Your task
Do not copy the pictures; transcribe all other material exactly.

-- Begin --

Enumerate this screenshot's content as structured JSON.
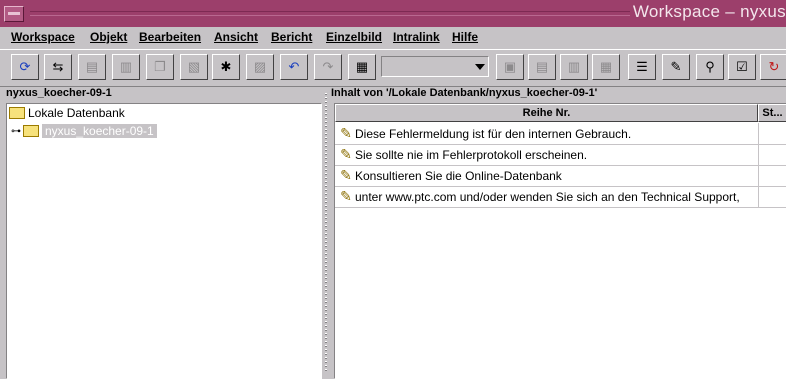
{
  "window": {
    "title": "Workspace – nyxus"
  },
  "menu": [
    {
      "label": "Workspace"
    },
    {
      "label": "Objekt"
    },
    {
      "label": "Bearbeiten"
    },
    {
      "label": "Ansicht"
    },
    {
      "label": "Bericht"
    },
    {
      "label": "Einzelbild"
    },
    {
      "label": "Intralink"
    },
    {
      "label": "Hilfe"
    }
  ],
  "toolbar": {
    "buttons": [
      {
        "icon": "refresh-icon",
        "glyph": "⟳",
        "enabled": true
      },
      {
        "icon": "workspace-sync-icon",
        "glyph": "⇆",
        "enabled": true
      },
      {
        "icon": "checkin-icon",
        "glyph": "▤",
        "enabled": false
      },
      {
        "icon": "document-icon",
        "glyph": "▥",
        "enabled": false
      },
      {
        "icon": "copy-icon",
        "glyph": "❐",
        "enabled": false
      },
      {
        "icon": "paste-icon",
        "glyph": "▧",
        "enabled": false
      },
      {
        "icon": "new-object-icon",
        "glyph": "✱",
        "enabled": true
      },
      {
        "icon": "stack-icon",
        "glyph": "▨",
        "enabled": false
      },
      {
        "icon": "undo-icon",
        "glyph": "↶",
        "enabled": true
      },
      {
        "icon": "redo-icon",
        "glyph": "↷",
        "enabled": false
      },
      {
        "icon": "table-view-icon",
        "glyph": "▦",
        "enabled": true
      },
      {
        "icon": "tool-a-icon",
        "glyph": "▣",
        "enabled": false
      },
      {
        "icon": "tool-b-icon",
        "glyph": "▤",
        "enabled": false
      },
      {
        "icon": "tool-c-icon",
        "glyph": "▥",
        "enabled": false
      },
      {
        "icon": "tool-d-icon",
        "glyph": "▦",
        "enabled": false
      },
      {
        "icon": "list-icon",
        "glyph": "☰",
        "enabled": true
      },
      {
        "icon": "sticky-note-icon",
        "glyph": "✎",
        "enabled": true
      },
      {
        "icon": "binoculars-icon",
        "glyph": "⚲",
        "enabled": true
      },
      {
        "icon": "checklist-icon",
        "glyph": "☑",
        "enabled": true
      },
      {
        "icon": "magnet-icon",
        "glyph": "↻",
        "enabled": true
      }
    ],
    "combo_value": ""
  },
  "left": {
    "header": "nyxus_koecher-09-1",
    "tree": {
      "root_label": "Lokale Datenbank",
      "child_label": "nyxus_koecher-09-1"
    }
  },
  "right": {
    "header": "Inhalt von '/Lokale Datenbank/nyxus_koecher-09-1'",
    "columns": [
      "Reihe Nr.",
      "St..."
    ],
    "rows": [
      {
        "text": "Diese Fehlermeldung ist für den internen Gebrauch."
      },
      {
        "text": "Sie sollte nie im Fehlerprotokoll erscheinen."
      },
      {
        "text": "Konsultieren Sie die Online-Datenbank"
      },
      {
        "text": "unter www.ptc.com und/oder wenden Sie sich an den Technical Support,"
      }
    ]
  }
}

-- End --

Full answer
Enumerate this screenshot's content as structured JSON.
{
  "window": {
    "title": "Workspace – nyxus"
  },
  "menu": [
    {
      "label": "Workspace"
    },
    {
      "label": "Objekt"
    },
    {
      "label": "Bearbeiten"
    },
    {
      "label": "Ansicht"
    },
    {
      "label": "Bericht"
    },
    {
      "label": "Einzelbild"
    },
    {
      "label": "Intralink"
    },
    {
      "label": "Hilfe"
    }
  ],
  "toolbar": {
    "buttons": [
      {
        "icon": "refresh-icon",
        "glyph": "⟳",
        "enabled": true
      },
      {
        "icon": "workspace-sync-icon",
        "glyph": "⇆",
        "enabled": true
      },
      {
        "icon": "checkin-icon",
        "glyph": "▤",
        "enabled": false
      },
      {
        "icon": "document-icon",
        "glyph": "▥",
        "enabled": false
      },
      {
        "icon": "copy-icon",
        "glyph": "❐",
        "enabled": false
      },
      {
        "icon": "paste-icon",
        "glyph": "▧",
        "enabled": false
      },
      {
        "icon": "new-object-icon",
        "glyph": "✱",
        "enabled": true
      },
      {
        "icon": "stack-icon",
        "glyph": "▨",
        "enabled": false
      },
      {
        "icon": "undo-icon",
        "glyph": "↶",
        "enabled": true
      },
      {
        "icon": "redo-icon",
        "glyph": "↷",
        "enabled": false
      },
      {
        "icon": "table-view-icon",
        "glyph": "▦",
        "enabled": true
      },
      {
        "icon": "tool-a-icon",
        "glyph": "▣",
        "enabled": false
      },
      {
        "icon": "tool-b-icon",
        "glyph": "▤",
        "enabled": false
      },
      {
        "icon": "tool-c-icon",
        "glyph": "▥",
        "enabled": false
      },
      {
        "icon": "tool-d-icon",
        "glyph": "▦",
        "enabled": false
      },
      {
        "icon": "list-icon",
        "glyph": "☰",
        "enabled": true
      },
      {
        "icon": "sticky-note-icon",
        "glyph": "✎",
        "enabled": true
      },
      {
        "icon": "binoculars-icon",
        "glyph": "⚲",
        "enabled": true
      },
      {
        "icon": "checklist-icon",
        "glyph": "☑",
        "enabled": true
      },
      {
        "icon": "magnet-icon",
        "glyph": "↻",
        "enabled": true
      }
    ],
    "combo_value": ""
  },
  "left": {
    "header": "nyxus_koecher-09-1",
    "tree": {
      "root_label": "Lokale Datenbank",
      "child_label": "nyxus_koecher-09-1"
    }
  },
  "right": {
    "header": "Inhalt von '/Lokale Datenbank/nyxus_koecher-09-1'",
    "columns": [
      "Reihe Nr.",
      "St..."
    ],
    "rows": [
      {
        "text": "Diese Fehlermeldung ist für den internen Gebrauch."
      },
      {
        "text": "Sie sollte nie im Fehlerprotokoll erscheinen."
      },
      {
        "text": "Konsultieren Sie die Online-Datenbank"
      },
      {
        "text": "unter www.ptc.com und/oder wenden Sie sich an den Technical Support,"
      }
    ]
  }
}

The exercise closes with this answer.